* _Task to complete_: All the records that follow need to be reproduced exactly. Omit the images.

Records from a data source
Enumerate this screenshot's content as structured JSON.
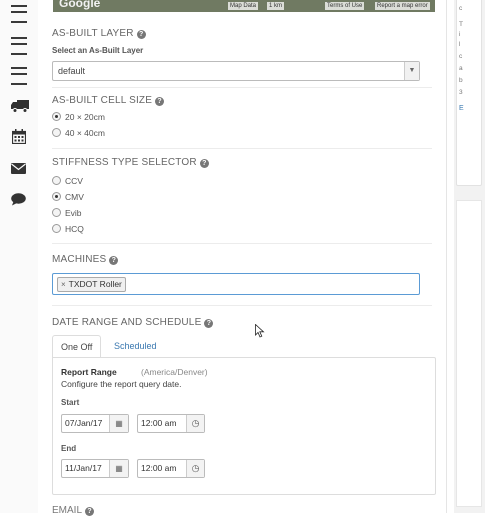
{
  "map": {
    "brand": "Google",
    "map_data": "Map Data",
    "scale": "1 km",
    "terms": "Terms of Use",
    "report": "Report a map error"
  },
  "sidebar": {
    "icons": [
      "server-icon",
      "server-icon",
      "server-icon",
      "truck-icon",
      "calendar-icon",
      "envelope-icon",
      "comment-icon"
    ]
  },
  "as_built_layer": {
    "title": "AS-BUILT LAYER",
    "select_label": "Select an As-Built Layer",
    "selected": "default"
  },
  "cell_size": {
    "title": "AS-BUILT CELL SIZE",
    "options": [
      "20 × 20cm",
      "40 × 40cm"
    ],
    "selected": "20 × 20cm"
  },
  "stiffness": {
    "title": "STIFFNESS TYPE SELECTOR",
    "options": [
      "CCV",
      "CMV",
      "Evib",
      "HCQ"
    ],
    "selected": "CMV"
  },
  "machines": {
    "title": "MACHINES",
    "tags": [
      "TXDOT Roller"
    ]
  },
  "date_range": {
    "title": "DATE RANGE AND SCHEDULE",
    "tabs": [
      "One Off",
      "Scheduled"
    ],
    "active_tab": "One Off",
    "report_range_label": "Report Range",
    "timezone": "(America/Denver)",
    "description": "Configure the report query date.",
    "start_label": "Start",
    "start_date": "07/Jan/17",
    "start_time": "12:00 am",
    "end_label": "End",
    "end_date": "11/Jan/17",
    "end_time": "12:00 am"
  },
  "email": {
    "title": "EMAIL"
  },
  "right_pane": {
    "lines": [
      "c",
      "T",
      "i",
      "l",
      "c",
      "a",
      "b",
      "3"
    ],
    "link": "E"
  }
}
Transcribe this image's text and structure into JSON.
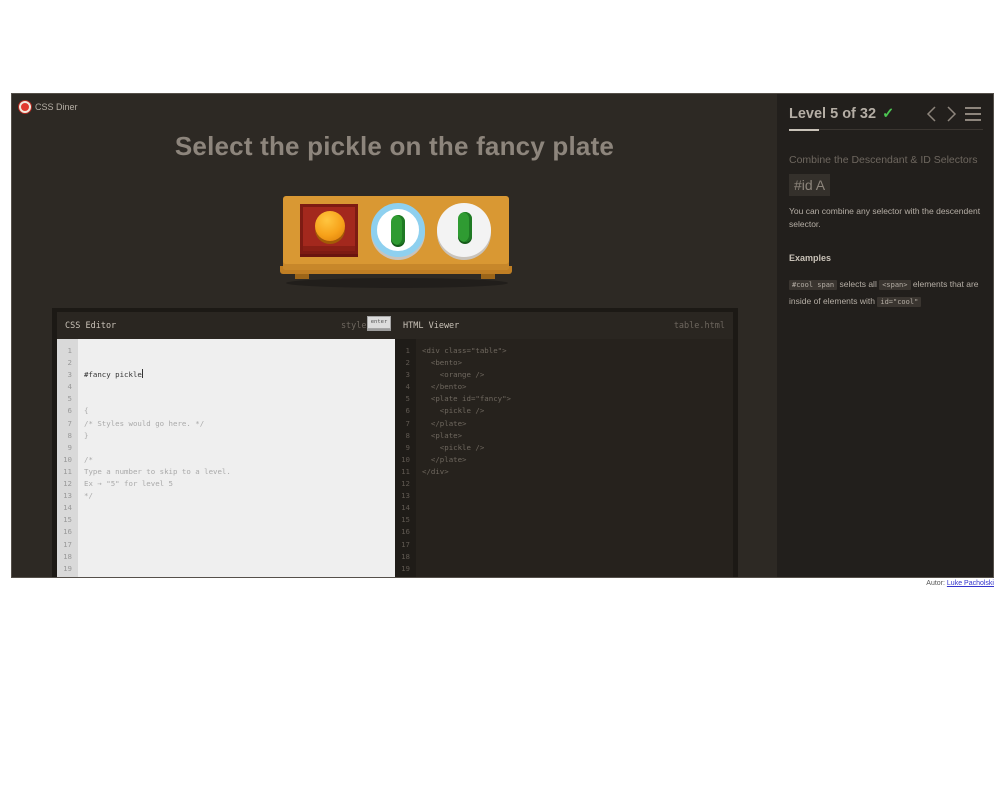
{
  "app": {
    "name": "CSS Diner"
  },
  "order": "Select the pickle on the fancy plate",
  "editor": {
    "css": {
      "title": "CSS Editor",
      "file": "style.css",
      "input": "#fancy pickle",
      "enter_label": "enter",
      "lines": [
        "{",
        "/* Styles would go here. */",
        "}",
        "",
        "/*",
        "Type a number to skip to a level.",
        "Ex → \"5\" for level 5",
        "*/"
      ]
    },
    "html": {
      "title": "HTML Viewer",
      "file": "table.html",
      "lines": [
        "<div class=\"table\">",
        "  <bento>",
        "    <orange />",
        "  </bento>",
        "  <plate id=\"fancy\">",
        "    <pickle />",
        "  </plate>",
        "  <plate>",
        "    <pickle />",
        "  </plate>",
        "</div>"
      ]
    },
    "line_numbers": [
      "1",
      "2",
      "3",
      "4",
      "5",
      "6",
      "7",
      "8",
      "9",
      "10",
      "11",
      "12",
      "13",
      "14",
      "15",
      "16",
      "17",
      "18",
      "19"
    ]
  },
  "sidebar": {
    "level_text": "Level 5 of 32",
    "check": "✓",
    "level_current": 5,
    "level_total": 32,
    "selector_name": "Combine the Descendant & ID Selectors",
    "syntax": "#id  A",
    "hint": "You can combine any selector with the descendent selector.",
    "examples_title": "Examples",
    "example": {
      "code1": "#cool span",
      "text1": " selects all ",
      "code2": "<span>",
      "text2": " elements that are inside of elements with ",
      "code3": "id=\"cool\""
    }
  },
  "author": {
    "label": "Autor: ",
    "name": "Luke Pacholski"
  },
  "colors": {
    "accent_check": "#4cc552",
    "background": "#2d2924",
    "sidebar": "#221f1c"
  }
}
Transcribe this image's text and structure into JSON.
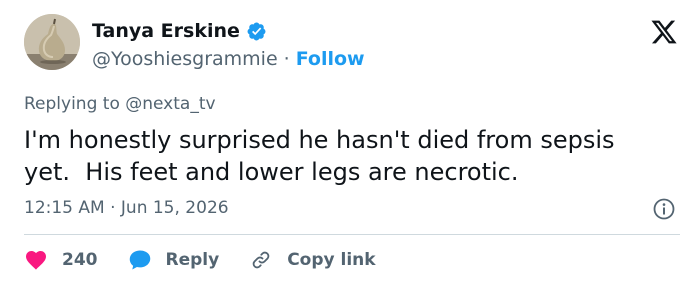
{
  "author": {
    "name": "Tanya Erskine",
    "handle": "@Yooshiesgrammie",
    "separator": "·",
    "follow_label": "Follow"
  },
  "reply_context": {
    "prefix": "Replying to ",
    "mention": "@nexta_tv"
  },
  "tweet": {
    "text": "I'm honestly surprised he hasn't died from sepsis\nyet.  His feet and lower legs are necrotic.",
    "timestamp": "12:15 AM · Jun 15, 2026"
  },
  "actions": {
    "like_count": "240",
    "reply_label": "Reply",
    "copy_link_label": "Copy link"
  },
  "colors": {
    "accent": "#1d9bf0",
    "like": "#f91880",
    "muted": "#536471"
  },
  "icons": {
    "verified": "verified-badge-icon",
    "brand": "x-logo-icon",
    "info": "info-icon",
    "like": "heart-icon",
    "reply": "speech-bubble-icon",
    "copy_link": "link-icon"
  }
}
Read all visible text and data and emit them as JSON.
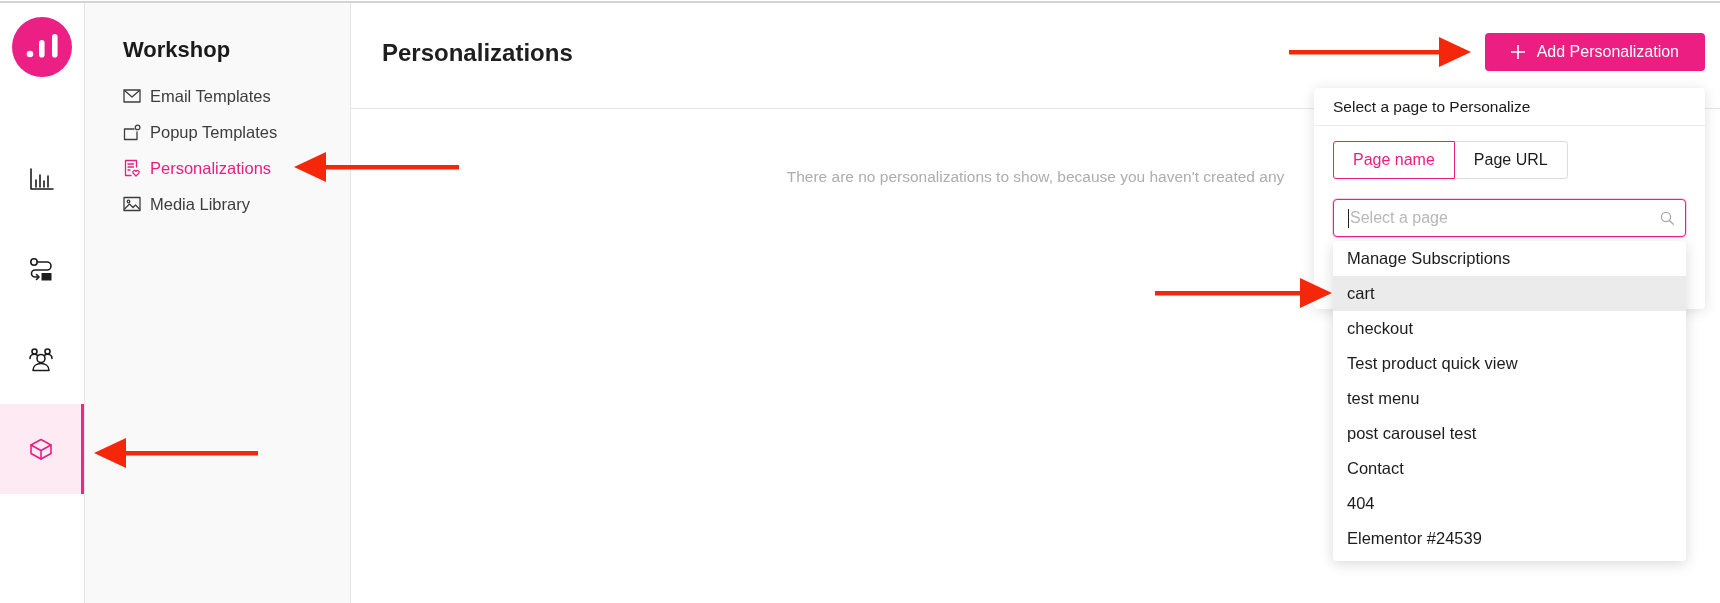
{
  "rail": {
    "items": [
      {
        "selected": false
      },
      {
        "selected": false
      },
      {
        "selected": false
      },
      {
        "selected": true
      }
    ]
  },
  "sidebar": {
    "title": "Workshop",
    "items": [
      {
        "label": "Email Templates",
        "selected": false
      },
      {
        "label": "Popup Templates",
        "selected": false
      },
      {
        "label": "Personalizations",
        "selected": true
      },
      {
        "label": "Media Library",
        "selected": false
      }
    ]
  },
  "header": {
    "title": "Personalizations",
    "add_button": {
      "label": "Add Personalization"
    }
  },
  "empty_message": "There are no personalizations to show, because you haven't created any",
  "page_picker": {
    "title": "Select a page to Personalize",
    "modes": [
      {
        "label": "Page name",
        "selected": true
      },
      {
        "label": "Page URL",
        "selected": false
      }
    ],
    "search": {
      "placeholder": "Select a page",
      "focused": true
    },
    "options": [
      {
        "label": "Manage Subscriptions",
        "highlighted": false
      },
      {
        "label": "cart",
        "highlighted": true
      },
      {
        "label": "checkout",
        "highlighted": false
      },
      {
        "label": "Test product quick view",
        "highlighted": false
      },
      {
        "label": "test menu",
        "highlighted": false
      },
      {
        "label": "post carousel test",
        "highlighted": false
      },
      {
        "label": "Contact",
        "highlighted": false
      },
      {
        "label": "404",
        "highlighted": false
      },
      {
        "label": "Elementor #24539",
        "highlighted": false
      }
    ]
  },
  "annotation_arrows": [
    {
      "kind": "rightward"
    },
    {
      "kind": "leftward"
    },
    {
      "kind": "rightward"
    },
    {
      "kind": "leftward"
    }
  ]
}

* _Finished task_:
Enumerate this screenshot's content as structured JSON.
{
  "map": {
    "brand": "Google",
    "map_data": "Map Data",
    "scale": "1 km",
    "terms": "Terms of Use",
    "report": "Report a map error"
  },
  "sidebar": {
    "icons": [
      "server-icon",
      "server-icon",
      "server-icon",
      "truck-icon",
      "calendar-icon",
      "envelope-icon",
      "comment-icon"
    ]
  },
  "as_built_layer": {
    "title": "AS-BUILT LAYER",
    "select_label": "Select an As-Built Layer",
    "selected": "default"
  },
  "cell_size": {
    "title": "AS-BUILT CELL SIZE",
    "options": [
      "20 × 20cm",
      "40 × 40cm"
    ],
    "selected": "20 × 20cm"
  },
  "stiffness": {
    "title": "STIFFNESS TYPE SELECTOR",
    "options": [
      "CCV",
      "CMV",
      "Evib",
      "HCQ"
    ],
    "selected": "CMV"
  },
  "machines": {
    "title": "MACHINES",
    "tags": [
      "TXDOT Roller"
    ]
  },
  "date_range": {
    "title": "DATE RANGE AND SCHEDULE",
    "tabs": [
      "One Off",
      "Scheduled"
    ],
    "active_tab": "One Off",
    "report_range_label": "Report Range",
    "timezone": "(America/Denver)",
    "description": "Configure the report query date.",
    "start_label": "Start",
    "start_date": "07/Jan/17",
    "start_time": "12:00 am",
    "end_label": "End",
    "end_date": "11/Jan/17",
    "end_time": "12:00 am"
  },
  "email": {
    "title": "EMAIL"
  },
  "right_pane": {
    "lines": [
      "c",
      "T",
      "i",
      "l",
      "c",
      "a",
      "b",
      "3"
    ],
    "link": "E"
  }
}
Transcribe this image's text and structure into JSON.
{
  "app": {
    "name": "CSS Diner"
  },
  "order": "Select the pickle on the fancy plate",
  "editor": {
    "css": {
      "title": "CSS Editor",
      "file": "style.css",
      "input": "#fancy pickle",
      "enter_label": "enter",
      "lines": [
        "{",
        "/* Styles would go here. */",
        "}",
        "",
        "/*",
        "Type a number to skip to a level.",
        "Ex → \"5\" for level 5",
        "*/"
      ]
    },
    "html": {
      "title": "HTML Viewer",
      "file": "table.html",
      "lines": [
        "<div class=\"table\">",
        "  <bento>",
        "    <orange />",
        "  </bento>",
        "  <plate id=\"fancy\">",
        "    <pickle />",
        "  </plate>",
        "  <plate>",
        "    <pickle />",
        "  </plate>",
        "</div>"
      ]
    },
    "line_numbers": [
      "1",
      "2",
      "3",
      "4",
      "5",
      "6",
      "7",
      "8",
      "9",
      "10",
      "11",
      "12",
      "13",
      "14",
      "15",
      "16",
      "17",
      "18",
      "19"
    ]
  },
  "sidebar": {
    "level_text": "Level 5 of 32",
    "check": "✓",
    "level_current": 5,
    "level_total": 32,
    "selector_name": "Combine the Descendant & ID Selectors",
    "syntax": "#id  A",
    "hint": "You can combine any selector with the descendent selector.",
    "examples_title": "Examples",
    "example": {
      "code1": "#cool span",
      "text1": " selects all ",
      "code2": "<span>",
      "text2": " elements that are inside of elements with ",
      "code3": "id=\"cool\""
    }
  },
  "author": {
    "label": "Autor: ",
    "name": "Luke Pacholski"
  },
  "colors": {
    "accent_check": "#4cc552",
    "background": "#2d2924",
    "sidebar": "#221f1c"
  }
}
Transcribe this image's text and structure into JSON.
{
  "author": {
    "name": "Tanya Erskine",
    "handle": "@Yooshiesgrammie",
    "separator": "·",
    "follow_label": "Follow"
  },
  "reply_context": {
    "prefix": "Replying to ",
    "mention": "@nexta_tv"
  },
  "tweet": {
    "text": "I'm honestly surprised he hasn't died from sepsis\nyet.  His feet and lower legs are necrotic.",
    "timestamp": "12:15 AM · Jun 15, 2026"
  },
  "actions": {
    "like_count": "240",
    "reply_label": "Reply",
    "copy_link_label": "Copy link"
  },
  "colors": {
    "accent": "#1d9bf0",
    "like": "#f91880",
    "muted": "#536471"
  },
  "icons": {
    "verified": "verified-badge-icon",
    "brand": "x-logo-icon",
    "info": "info-icon",
    "like": "heart-icon",
    "reply": "speech-bubble-icon",
    "copy_link": "link-icon"
  }
}
Read all visible text and data and emit them as JSON.
{
  "rail": {
    "items": [
      {
        "selected": false
      },
      {
        "selected": false
      },
      {
        "selected": false
      },
      {
        "selected": true
      }
    ]
  },
  "sidebar": {
    "title": "Workshop",
    "items": [
      {
        "label": "Email Templates",
        "selected": false
      },
      {
        "label": "Popup Templates",
        "selected": false
      },
      {
        "label": "Personalizations",
        "selected": true
      },
      {
        "label": "Media Library",
        "selected": false
      }
    ]
  },
  "header": {
    "title": "Personalizations",
    "add_button": {
      "label": "Add Personalization"
    }
  },
  "empty_message": "There are no personalizations to show, because you haven't created any",
  "page_picker": {
    "title": "Select a page to Personalize",
    "modes": [
      {
        "label": "Page name",
        "selected": true
      },
      {
        "label": "Page URL",
        "selected": false
      }
    ],
    "search": {
      "placeholder": "Select a page",
      "focused": true
    },
    "options": [
      {
        "label": "Manage Subscriptions",
        "highlighted": false
      },
      {
        "label": "cart",
        "highlighted": true
      },
      {
        "label": "checkout",
        "highlighted": false
      },
      {
        "label": "Test product quick view",
        "highlighted": false
      },
      {
        "label": "test menu",
        "highlighted": false
      },
      {
        "label": "post carousel test",
        "highlighted": false
      },
      {
        "label": "Contact",
        "highlighted": false
      },
      {
        "label": "404",
        "highlighted": false
      },
      {
        "label": "Elementor #24539",
        "highlighted": false
      }
    ]
  },
  "annotation_arrows": [
    {
      "kind": "rightward"
    },
    {
      "kind": "leftward"
    },
    {
      "kind": "rightward"
    },
    {
      "kind": "leftward"
    }
  ]
}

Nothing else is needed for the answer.